[EXCERPTED TEXT]

Opened 2 years ago

Closed 2 years ago

#5387 closed defect (fixed)

kea sends IA_NA option with the same address twice

Reported by: wlodekwencel Owned by: marcin
Priority: low Milestone: Kea1.3-final
Component: Unclassified Version: git
Keywords: Cc:
CVSS Scoring: Parent Tickets:
Sensitive: no Defect Severity: N/A
Sub-Project: DHCP Feature Depending on Ticket:
Estimated Difficulty: 0 Add Hours to Ticket: 0
Total Hours: 0 Internal?: no

Description

Scenario:

  1. Server is configured with available two addresses:

3000::1
3000::2
with short lifetime.

  1. Two different clients (client A and B) request and got assigned addresses - pool is now empty.
  2. Server is reconfigured with the same pool but with address 3000::2 reserved for client C (different then before)
  3. All addresses are now expired but Client B try to renew it's address 3000::2, since it's reserved for someone else kea adds to respond option:
    |###[ DHCP6 IA Address Option (IA_TA or IA_NA suboption) ]###
    |     optcode   = IAADDR
    |     optlen    = 24
    |     address   = 3000::2
    |     preflft   = 0
    |     validlft  = 0
    |     iaaddropts= ''
    

which is correct, and now it suppose to assign new address for that client, since client A lease for 3000::1 is expired, kea adds that to message:

|###[ DHCP6 IA Address Option (IA_TA or IA_NA suboption) ]###
|     optcode   = IAADDR
|     optlen    = 24
|     address   = 3000::1
|     preflft   = 7
|     validlft  = 8
|     iaaddropts= ''

which is correct, but at the end kea adds also:

|###[ DHCP6 IA Address Option (IA_TA or IA_NA suboption) ]###
|     optcode   = IAADDR
|     optlen    = 24
|     address   = 3000::1
|     preflft   = 0
|     validlft  = 0
|     iaaddropts= ''

And that makes address 3000::1 valid and invalid.

[/EXCERPTED TEXT]

» TASK 1
Name the fields that appear in each DHCP6 IA Address Option block in the Kea bug ticket about the duplicated IA_NA address.
» TASK 2
Carry on the Kea bug ticket about the duplicated IA_NA address from its last sentence.

[RAW DATA]

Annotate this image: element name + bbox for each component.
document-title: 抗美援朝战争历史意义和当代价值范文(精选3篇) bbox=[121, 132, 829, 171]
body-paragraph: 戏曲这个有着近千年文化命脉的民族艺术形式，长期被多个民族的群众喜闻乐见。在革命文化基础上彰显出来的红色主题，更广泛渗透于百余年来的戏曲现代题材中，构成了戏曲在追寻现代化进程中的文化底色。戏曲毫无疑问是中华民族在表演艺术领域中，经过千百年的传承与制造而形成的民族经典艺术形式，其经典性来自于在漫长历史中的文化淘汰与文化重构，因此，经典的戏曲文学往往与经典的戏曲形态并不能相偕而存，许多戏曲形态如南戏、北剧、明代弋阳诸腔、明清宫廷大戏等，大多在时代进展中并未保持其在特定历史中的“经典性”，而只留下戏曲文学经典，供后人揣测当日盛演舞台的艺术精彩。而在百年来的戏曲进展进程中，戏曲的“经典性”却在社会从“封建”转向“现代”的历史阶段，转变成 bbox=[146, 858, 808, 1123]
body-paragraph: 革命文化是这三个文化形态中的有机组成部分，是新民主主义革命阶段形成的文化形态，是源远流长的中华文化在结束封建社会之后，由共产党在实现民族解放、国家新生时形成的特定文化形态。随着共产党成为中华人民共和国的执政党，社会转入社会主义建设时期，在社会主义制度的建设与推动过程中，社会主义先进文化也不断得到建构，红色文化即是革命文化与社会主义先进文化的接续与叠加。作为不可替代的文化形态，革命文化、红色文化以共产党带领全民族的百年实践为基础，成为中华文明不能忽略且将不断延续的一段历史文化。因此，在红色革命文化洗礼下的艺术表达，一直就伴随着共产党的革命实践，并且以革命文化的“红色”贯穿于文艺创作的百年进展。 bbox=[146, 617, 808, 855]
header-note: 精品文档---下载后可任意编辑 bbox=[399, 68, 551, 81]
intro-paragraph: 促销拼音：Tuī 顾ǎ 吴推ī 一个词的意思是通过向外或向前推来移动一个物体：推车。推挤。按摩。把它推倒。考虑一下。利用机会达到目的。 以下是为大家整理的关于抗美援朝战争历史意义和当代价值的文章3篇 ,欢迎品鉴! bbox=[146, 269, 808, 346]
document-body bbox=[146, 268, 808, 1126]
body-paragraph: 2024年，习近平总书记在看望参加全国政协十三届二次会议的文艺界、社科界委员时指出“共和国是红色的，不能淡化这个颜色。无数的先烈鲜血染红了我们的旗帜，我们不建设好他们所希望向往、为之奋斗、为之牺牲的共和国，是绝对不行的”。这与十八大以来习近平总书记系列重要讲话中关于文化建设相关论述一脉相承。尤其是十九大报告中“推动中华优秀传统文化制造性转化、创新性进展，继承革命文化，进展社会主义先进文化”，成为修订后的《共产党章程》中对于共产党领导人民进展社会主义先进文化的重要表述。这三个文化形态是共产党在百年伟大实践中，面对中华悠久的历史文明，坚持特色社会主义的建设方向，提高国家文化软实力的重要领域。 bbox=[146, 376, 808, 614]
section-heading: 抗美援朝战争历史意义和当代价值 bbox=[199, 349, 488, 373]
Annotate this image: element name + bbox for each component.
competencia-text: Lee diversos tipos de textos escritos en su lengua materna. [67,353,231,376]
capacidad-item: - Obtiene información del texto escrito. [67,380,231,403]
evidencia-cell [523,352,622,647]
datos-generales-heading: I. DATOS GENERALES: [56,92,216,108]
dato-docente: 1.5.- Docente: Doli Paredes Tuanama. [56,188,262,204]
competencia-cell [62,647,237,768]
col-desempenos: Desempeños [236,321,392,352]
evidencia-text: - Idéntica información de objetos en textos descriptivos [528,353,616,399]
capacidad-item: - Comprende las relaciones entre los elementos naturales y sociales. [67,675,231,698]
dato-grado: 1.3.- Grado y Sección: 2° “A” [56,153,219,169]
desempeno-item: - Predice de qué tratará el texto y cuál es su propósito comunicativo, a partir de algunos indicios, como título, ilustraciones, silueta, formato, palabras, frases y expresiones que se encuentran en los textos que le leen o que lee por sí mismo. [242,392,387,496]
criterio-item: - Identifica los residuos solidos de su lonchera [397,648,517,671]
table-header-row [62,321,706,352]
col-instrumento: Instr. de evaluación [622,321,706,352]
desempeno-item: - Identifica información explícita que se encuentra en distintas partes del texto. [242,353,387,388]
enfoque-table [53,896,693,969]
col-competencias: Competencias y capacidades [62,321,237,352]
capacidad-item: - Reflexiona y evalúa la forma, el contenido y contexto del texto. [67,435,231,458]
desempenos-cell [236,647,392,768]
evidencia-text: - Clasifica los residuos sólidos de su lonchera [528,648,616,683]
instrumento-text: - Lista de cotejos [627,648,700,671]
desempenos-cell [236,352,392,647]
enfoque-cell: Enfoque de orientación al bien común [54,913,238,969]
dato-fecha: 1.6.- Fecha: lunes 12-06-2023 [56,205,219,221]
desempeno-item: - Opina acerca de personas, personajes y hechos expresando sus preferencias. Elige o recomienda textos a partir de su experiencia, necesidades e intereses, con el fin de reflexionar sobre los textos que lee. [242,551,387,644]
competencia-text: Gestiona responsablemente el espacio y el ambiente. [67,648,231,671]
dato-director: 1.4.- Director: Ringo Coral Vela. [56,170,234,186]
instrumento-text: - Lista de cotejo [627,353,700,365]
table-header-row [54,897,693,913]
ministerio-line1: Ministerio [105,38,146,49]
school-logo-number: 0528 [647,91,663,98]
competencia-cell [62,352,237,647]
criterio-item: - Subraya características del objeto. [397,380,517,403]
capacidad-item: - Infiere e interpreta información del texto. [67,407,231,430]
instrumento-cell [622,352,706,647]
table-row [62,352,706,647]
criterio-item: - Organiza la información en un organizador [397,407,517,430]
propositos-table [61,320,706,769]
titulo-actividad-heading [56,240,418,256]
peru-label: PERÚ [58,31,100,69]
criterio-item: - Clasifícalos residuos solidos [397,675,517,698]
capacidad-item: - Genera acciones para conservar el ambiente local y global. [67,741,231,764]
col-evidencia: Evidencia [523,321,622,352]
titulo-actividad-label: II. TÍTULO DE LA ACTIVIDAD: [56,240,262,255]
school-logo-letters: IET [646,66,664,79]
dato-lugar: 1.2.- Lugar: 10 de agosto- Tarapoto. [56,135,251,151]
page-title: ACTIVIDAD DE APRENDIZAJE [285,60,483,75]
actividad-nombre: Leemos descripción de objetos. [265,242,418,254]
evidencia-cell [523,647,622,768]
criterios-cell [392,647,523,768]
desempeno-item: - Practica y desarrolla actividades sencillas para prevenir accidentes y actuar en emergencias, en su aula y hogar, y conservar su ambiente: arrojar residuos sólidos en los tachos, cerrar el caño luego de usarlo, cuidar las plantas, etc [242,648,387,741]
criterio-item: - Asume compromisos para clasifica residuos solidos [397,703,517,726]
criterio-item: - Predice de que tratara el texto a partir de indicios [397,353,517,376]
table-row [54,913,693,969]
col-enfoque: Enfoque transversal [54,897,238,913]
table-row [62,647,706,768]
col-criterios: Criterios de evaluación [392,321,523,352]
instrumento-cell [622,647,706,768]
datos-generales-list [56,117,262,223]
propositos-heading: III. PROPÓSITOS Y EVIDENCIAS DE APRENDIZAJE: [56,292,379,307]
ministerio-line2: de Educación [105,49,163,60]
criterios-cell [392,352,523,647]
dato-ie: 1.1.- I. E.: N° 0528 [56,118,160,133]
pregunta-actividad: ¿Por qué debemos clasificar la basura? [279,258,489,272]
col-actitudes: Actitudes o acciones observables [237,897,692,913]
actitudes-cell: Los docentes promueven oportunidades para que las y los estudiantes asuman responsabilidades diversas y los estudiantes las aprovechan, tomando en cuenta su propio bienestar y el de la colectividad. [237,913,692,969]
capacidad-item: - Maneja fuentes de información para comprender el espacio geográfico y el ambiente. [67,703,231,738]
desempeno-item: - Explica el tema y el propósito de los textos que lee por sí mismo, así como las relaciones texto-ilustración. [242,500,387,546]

[/RAW DATA]

» TASK ANSWER 1
optcode, optlen, address, preflft, validlft, iaaddropts

» TASK ANSWER 2
Logs for point 4:

2017-10-12 16:14:02.671 DEBUG [kea-dhcp6.packets/24729] DHCP6_PACKET_RECEIVED duid=[00:03:00:01:66:55:44:33:22:22], tid=0x362c3e: RENEW (type 5) received from fe80::800:27ff:fe00:1 to ff02::1:2 on interface eth2
2017-10-12 16:14:02.671 DEBUG [kea-dhcp6.packets/24729] DHCP6_QUERY_DATA duid=[00:03:00:01:66:55:44:33:22:22], tid=0x362c3e, packet details: localAddr=[ff02::1:2]:0 remoteAddr=[fe80::800:27ff:fe00:1]:546
msgtype=5(RENEW), transid=0x362c3e
type=00001, len=00010: 00:03:00:01:66:55:44:33:22:22
type=00002, len=00014: 00:01:00:01:20:7e:60:5c:08:00:27:19:b8:2a
type=00003(IA_NA), len=00040: iaid=6662, t1=5, t2=6,
options:
  type=00005(IAADDR), len=00024: address=3000::2, preferred-lft=7, valid-lft=8
No relays traversed.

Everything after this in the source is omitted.